• **Request**: Copy everything in the data below exactly except the pictures.

• **Information given**:
§
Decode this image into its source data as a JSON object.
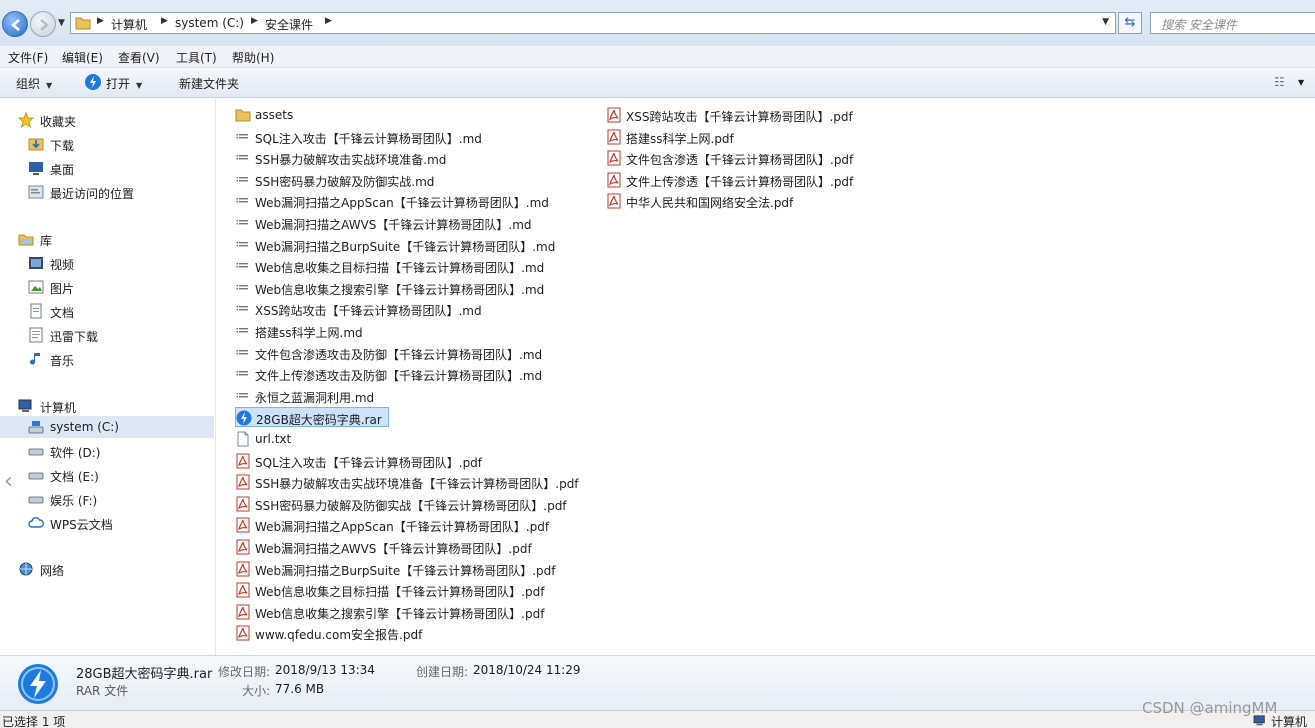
{
  "address": {
    "breadcrumbs": [
      "计算机",
      "system (C:)",
      "安全课件"
    ],
    "search_placeholder": "搜索 安全课件"
  },
  "menu": [
    "文件(F)",
    "编辑(E)",
    "查看(V)",
    "工具(T)",
    "帮助(H)"
  ],
  "toolbar": {
    "organize": "组织",
    "open": "打开",
    "new_folder": "新建文件夹"
  },
  "nav": {
    "favorites": "收藏夹",
    "downloads": "下载",
    "desktop": "桌面",
    "recent": "最近访问的位置",
    "libraries": "库",
    "videos": "视频",
    "pictures": "图片",
    "documents": "文档",
    "xunlei": "迅雷下载",
    "music": "音乐",
    "computer": "计算机",
    "drive_c": "system (C:)",
    "drive_d": "软件 (D:)",
    "drive_e": "文档 (E:)",
    "drive_f": "娱乐 (F:)",
    "wps": "WPS云文档",
    "network": "网络"
  },
  "files_col1": [
    {
      "name": "assets",
      "type": "folder"
    },
    {
      "name": "SQL注入攻击【千锋云计算杨哥团队】.md",
      "type": "md"
    },
    {
      "name": "SSH暴力破解攻击实战环境准备.md",
      "type": "md"
    },
    {
      "name": "SSH密码暴力破解及防御实战.md",
      "type": "md"
    },
    {
      "name": "Web漏洞扫描之AppScan【千锋云计算杨哥团队】.md",
      "type": "md"
    },
    {
      "name": "Web漏洞扫描之AWVS【千锋云计算杨哥团队】.md",
      "type": "md"
    },
    {
      "name": "Web漏洞扫描之BurpSuite【千锋云计算杨哥团队】.md",
      "type": "md"
    },
    {
      "name": "Web信息收集之目标扫描【千锋云计算杨哥团队】.md",
      "type": "md"
    },
    {
      "name": "Web信息收集之搜索引擎【千锋云计算杨哥团队】.md",
      "type": "md"
    },
    {
      "name": "XSS跨站攻击【千锋云计算杨哥团队】.md",
      "type": "md"
    },
    {
      "name": "搭建ss科学上网.md",
      "type": "md"
    },
    {
      "name": "文件包含渗透攻击及防御【千锋云计算杨哥团队】.md",
      "type": "md"
    },
    {
      "name": "文件上传渗透攻击及防御【千锋云计算杨哥团队】.md",
      "type": "md"
    },
    {
      "name": "永恒之蓝漏洞利用.md",
      "type": "md"
    },
    {
      "name": "28GB超大密码字典.rar",
      "type": "rar",
      "selected": true
    },
    {
      "name": "url.txt",
      "type": "txt"
    },
    {
      "name": "SQL注入攻击【千锋云计算杨哥团队】.pdf",
      "type": "pdf"
    },
    {
      "name": "SSH暴力破解攻击实战环境准备【千锋云计算杨哥团队】.pdf",
      "type": "pdf"
    },
    {
      "name": "SSH密码暴力破解及防御实战【千锋云计算杨哥团队】.pdf",
      "type": "pdf"
    },
    {
      "name": "Web漏洞扫描之AppScan【千锋云计算杨哥团队】.pdf",
      "type": "pdf"
    },
    {
      "name": "Web漏洞扫描之AWVS【千锋云计算杨哥团队】.pdf",
      "type": "pdf"
    },
    {
      "name": "Web漏洞扫描之BurpSuite【千锋云计算杨哥团队】.pdf",
      "type": "pdf"
    },
    {
      "name": "Web信息收集之目标扫描【千锋云计算杨哥团队】.pdf",
      "type": "pdf"
    },
    {
      "name": "Web信息收集之搜索引擎【千锋云计算杨哥团队】.pdf",
      "type": "pdf"
    },
    {
      "name": "www.qfedu.com安全报告.pdf",
      "type": "pdf"
    }
  ],
  "files_col2": [
    {
      "name": "XSS跨站攻击【千锋云计算杨哥团队】.pdf",
      "type": "pdf"
    },
    {
      "name": "搭建ss科学上网.pdf",
      "type": "pdf"
    },
    {
      "name": "文件包含渗透【千锋云计算杨哥团队】.pdf",
      "type": "pdf"
    },
    {
      "name": "文件上传渗透【千锋云计算杨哥团队】.pdf",
      "type": "pdf"
    },
    {
      "name": "中华人民共和国网络安全法.pdf",
      "type": "pdf"
    }
  ],
  "details": {
    "name": "28GB超大密码字典.rar",
    "type": "RAR 文件",
    "modified_label": "修改日期:",
    "modified": "2018/9/13 13:34",
    "created_label": "创建日期:",
    "created": "2018/10/24 11:29",
    "size_label": "大小:",
    "size": "77.6 MB"
  },
  "status": {
    "selected": "已选择 1 项",
    "right": "计算机"
  },
  "watermark": "CSDN @amingMM"
}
§
• **Result for this task**:
Decode this image into its source data as a JSON object.
{
  "address": {
    "breadcrumbs": [
      "计算机",
      "system (C:)",
      "安全课件"
    ],
    "search_placeholder": "搜索 安全课件"
  },
  "menu": [
    "文件(F)",
    "编辑(E)",
    "查看(V)",
    "工具(T)",
    "帮助(H)"
  ],
  "toolbar": {
    "organize": "组织",
    "open": "打开",
    "new_folder": "新建文件夹"
  },
  "nav": {
    "favorites": "收藏夹",
    "downloads": "下载",
    "desktop": "桌面",
    "recent": "最近访问的位置",
    "libraries": "库",
    "videos": "视频",
    "pictures": "图片",
    "documents": "文档",
    "xunlei": "迅雷下载",
    "music": "音乐",
    "computer": "计算机",
    "drive_c": "system (C:)",
    "drive_d": "软件 (D:)",
    "drive_e": "文档 (E:)",
    "drive_f": "娱乐 (F:)",
    "wps": "WPS云文档",
    "network": "网络"
  },
  "files_col1": [
    {
      "name": "assets",
      "type": "folder"
    },
    {
      "name": "SQL注入攻击【千锋云计算杨哥团队】.md",
      "type": "md"
    },
    {
      "name": "SSH暴力破解攻击实战环境准备.md",
      "type": "md"
    },
    {
      "name": "SSH密码暴力破解及防御实战.md",
      "type": "md"
    },
    {
      "name": "Web漏洞扫描之AppScan【千锋云计算杨哥团队】.md",
      "type": "md"
    },
    {
      "name": "Web漏洞扫描之AWVS【千锋云计算杨哥团队】.md",
      "type": "md"
    },
    {
      "name": "Web漏洞扫描之BurpSuite【千锋云计算杨哥团队】.md",
      "type": "md"
    },
    {
      "name": "Web信息收集之目标扫描【千锋云计算杨哥团队】.md",
      "type": "md"
    },
    {
      "name": "Web信息收集之搜索引擎【千锋云计算杨哥团队】.md",
      "type": "md"
    },
    {
      "name": "XSS跨站攻击【千锋云计算杨哥团队】.md",
      "type": "md"
    },
    {
      "name": "搭建ss科学上网.md",
      "type": "md"
    },
    {
      "name": "文件包含渗透攻击及防御【千锋云计算杨哥团队】.md",
      "type": "md"
    },
    {
      "name": "文件上传渗透攻击及防御【千锋云计算杨哥团队】.md",
      "type": "md"
    },
    {
      "name": "永恒之蓝漏洞利用.md",
      "type": "md"
    },
    {
      "name": "28GB超大密码字典.rar",
      "type": "rar",
      "selected": true
    },
    {
      "name": "url.txt",
      "type": "txt"
    },
    {
      "name": "SQL注入攻击【千锋云计算杨哥团队】.pdf",
      "type": "pdf"
    },
    {
      "name": "SSH暴力破解攻击实战环境准备【千锋云计算杨哥团队】.pdf",
      "type": "pdf"
    },
    {
      "name": "SSH密码暴力破解及防御实战【千锋云计算杨哥团队】.pdf",
      "type": "pdf"
    },
    {
      "name": "Web漏洞扫描之AppScan【千锋云计算杨哥团队】.pdf",
      "type": "pdf"
    },
    {
      "name": "Web漏洞扫描之AWVS【千锋云计算杨哥团队】.pdf",
      "type": "pdf"
    },
    {
      "name": "Web漏洞扫描之BurpSuite【千锋云计算杨哥团队】.pdf",
      "type": "pdf"
    },
    {
      "name": "Web信息收集之目标扫描【千锋云计算杨哥团队】.pdf",
      "type": "pdf"
    },
    {
      "name": "Web信息收集之搜索引擎【千锋云计算杨哥团队】.pdf",
      "type": "pdf"
    },
    {
      "name": "www.qfedu.com安全报告.pdf",
      "type": "pdf"
    }
  ],
  "files_col2": [
    {
      "name": "XSS跨站攻击【千锋云计算杨哥团队】.pdf",
      "type": "pdf"
    },
    {
      "name": "搭建ss科学上网.pdf",
      "type": "pdf"
    },
    {
      "name": "文件包含渗透【千锋云计算杨哥团队】.pdf",
      "type": "pdf"
    },
    {
      "name": "文件上传渗透【千锋云计算杨哥团队】.pdf",
      "type": "pdf"
    },
    {
      "name": "中华人民共和国网络安全法.pdf",
      "type": "pdf"
    }
  ],
  "details": {
    "name": "28GB超大密码字典.rar",
    "type": "RAR 文件",
    "modified_label": "修改日期:",
    "modified": "2018/9/13 13:34",
    "created_label": "创建日期:",
    "created": "2018/10/24 11:29",
    "size_label": "大小:",
    "size": "77.6 MB"
  },
  "status": {
    "selected": "已选择 1 项",
    "right": "计算机"
  },
  "watermark": "CSDN @amingMM"
}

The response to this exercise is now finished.